Extract every line where the string "text" appears.
--- Begin Records provided ---
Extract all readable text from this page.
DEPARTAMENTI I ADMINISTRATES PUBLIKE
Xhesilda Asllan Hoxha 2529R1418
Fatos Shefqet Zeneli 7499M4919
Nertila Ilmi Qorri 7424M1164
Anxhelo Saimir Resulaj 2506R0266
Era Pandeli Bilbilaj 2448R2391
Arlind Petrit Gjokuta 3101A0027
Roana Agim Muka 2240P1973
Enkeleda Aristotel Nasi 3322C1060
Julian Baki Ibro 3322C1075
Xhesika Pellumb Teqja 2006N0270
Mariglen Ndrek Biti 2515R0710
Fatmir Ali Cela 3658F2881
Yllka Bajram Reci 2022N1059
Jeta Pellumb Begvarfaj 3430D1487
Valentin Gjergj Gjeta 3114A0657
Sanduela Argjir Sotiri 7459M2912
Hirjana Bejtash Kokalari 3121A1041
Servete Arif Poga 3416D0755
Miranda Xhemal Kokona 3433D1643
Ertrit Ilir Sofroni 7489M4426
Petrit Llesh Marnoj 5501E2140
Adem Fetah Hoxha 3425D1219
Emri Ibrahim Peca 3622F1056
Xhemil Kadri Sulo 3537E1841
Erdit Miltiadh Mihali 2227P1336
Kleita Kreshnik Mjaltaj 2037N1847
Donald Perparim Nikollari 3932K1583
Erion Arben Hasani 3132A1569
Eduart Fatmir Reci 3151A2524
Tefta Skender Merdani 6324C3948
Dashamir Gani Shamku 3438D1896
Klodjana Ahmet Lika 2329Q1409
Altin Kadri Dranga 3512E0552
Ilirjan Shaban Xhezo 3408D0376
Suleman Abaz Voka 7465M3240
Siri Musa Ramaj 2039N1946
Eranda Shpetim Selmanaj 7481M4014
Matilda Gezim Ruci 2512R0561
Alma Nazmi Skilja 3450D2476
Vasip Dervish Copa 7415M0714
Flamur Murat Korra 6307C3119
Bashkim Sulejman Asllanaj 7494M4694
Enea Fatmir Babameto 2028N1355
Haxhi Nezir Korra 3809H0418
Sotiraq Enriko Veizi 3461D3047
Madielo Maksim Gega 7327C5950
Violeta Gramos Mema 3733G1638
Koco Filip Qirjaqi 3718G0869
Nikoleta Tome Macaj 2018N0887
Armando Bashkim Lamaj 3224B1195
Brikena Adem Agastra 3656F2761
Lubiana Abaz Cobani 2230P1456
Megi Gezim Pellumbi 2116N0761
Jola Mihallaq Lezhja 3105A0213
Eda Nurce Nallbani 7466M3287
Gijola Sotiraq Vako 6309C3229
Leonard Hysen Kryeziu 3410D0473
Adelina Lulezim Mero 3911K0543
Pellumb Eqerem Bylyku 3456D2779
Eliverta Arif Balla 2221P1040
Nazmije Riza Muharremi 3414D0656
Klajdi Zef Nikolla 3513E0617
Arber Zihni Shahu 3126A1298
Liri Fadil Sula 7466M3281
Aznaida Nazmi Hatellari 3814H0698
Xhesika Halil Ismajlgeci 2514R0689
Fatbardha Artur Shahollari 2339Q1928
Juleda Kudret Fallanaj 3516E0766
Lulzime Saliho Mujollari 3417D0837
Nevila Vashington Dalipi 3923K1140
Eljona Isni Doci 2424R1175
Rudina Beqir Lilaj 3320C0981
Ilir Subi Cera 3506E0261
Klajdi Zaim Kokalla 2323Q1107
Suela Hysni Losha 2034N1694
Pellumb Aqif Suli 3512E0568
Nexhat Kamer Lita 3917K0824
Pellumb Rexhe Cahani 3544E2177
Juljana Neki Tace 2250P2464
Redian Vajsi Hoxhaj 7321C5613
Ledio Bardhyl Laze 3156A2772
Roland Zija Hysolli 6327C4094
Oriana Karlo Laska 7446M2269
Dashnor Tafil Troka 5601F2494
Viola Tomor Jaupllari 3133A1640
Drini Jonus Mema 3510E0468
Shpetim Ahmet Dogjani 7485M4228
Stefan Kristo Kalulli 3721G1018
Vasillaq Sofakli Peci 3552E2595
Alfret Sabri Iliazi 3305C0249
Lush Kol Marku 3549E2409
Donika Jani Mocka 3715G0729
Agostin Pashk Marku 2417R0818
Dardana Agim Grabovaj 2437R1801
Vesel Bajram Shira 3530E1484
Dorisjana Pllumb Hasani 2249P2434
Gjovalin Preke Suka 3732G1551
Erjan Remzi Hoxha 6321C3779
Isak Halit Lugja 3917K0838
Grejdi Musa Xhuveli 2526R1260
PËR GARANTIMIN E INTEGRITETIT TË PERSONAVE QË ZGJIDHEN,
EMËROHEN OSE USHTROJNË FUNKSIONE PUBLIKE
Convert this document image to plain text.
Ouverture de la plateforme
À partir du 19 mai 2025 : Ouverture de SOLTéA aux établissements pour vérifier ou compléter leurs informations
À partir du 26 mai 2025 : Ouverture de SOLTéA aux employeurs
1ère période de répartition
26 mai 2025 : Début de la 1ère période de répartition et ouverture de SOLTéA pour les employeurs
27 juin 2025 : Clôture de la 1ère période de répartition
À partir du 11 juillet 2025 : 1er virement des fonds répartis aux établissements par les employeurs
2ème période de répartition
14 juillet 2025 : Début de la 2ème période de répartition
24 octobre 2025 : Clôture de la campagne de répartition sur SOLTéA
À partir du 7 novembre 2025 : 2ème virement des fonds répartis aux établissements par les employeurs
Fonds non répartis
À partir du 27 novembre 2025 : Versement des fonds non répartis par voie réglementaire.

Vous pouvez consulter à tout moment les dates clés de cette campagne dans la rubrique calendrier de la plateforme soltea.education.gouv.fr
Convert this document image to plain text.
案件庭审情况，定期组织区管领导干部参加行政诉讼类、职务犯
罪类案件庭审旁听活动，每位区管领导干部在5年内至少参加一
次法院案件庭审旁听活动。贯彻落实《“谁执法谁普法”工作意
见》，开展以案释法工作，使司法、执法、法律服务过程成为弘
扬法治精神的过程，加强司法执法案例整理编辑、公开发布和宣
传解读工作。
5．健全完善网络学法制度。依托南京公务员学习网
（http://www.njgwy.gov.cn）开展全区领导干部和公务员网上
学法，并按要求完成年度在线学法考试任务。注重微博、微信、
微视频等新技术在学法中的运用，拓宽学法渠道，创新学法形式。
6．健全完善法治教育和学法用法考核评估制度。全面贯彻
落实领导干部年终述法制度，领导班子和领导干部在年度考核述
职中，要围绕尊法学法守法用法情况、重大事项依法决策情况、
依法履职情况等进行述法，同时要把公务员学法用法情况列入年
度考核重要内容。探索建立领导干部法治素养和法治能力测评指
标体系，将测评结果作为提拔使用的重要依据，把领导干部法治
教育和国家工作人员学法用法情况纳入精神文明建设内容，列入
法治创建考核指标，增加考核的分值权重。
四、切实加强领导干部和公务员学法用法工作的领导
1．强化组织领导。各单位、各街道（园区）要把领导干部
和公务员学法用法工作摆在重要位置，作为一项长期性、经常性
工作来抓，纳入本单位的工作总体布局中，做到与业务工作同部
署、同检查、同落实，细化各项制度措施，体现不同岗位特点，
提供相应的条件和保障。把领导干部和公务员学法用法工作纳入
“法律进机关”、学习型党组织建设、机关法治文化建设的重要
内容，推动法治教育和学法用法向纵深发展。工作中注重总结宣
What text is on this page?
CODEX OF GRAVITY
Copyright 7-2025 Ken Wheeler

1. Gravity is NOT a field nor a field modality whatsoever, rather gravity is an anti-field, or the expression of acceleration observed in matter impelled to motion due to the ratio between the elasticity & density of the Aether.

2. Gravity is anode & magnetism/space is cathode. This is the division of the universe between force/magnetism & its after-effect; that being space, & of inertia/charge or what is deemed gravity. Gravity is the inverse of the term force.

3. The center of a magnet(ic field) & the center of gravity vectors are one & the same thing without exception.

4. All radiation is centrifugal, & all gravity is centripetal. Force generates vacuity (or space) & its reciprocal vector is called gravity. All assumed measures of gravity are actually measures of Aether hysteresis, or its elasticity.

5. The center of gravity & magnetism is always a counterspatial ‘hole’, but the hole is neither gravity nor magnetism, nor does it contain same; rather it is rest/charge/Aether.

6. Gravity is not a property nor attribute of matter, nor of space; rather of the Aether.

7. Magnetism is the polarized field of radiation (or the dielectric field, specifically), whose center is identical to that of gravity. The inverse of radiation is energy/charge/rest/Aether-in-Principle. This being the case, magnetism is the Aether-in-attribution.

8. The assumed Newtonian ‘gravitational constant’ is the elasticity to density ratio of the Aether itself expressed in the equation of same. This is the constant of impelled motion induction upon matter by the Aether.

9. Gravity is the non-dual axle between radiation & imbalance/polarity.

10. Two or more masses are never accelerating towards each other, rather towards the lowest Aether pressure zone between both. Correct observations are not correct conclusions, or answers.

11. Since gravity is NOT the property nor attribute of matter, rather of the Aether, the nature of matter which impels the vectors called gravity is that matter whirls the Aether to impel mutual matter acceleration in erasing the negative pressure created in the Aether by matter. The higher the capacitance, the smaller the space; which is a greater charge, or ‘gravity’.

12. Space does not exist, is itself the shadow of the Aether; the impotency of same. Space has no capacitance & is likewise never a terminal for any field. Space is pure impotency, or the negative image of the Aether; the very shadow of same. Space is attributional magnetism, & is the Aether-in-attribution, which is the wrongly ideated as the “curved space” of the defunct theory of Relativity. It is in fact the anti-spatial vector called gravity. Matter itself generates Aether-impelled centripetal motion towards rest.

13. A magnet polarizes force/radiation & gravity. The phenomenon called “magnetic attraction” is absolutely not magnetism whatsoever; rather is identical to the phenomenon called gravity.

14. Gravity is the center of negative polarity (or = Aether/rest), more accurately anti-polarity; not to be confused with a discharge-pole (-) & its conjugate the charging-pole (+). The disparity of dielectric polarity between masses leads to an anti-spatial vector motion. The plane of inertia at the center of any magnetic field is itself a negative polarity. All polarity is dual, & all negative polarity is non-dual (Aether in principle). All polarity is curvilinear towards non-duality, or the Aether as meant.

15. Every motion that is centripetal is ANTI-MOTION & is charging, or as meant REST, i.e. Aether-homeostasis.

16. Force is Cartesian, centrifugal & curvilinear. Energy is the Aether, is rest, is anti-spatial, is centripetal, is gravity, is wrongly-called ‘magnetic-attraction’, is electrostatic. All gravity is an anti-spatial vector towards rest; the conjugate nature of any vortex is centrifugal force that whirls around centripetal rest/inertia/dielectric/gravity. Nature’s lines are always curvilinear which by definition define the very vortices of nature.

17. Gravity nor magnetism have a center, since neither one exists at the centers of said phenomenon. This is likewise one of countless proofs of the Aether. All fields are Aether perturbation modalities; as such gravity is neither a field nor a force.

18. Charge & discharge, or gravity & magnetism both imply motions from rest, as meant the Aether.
--- End Records provided ---
| Written answer |
Extract all readable text from this page.
Convert this document image to plain text.
Convert this document image to plain text.
What text is on this page?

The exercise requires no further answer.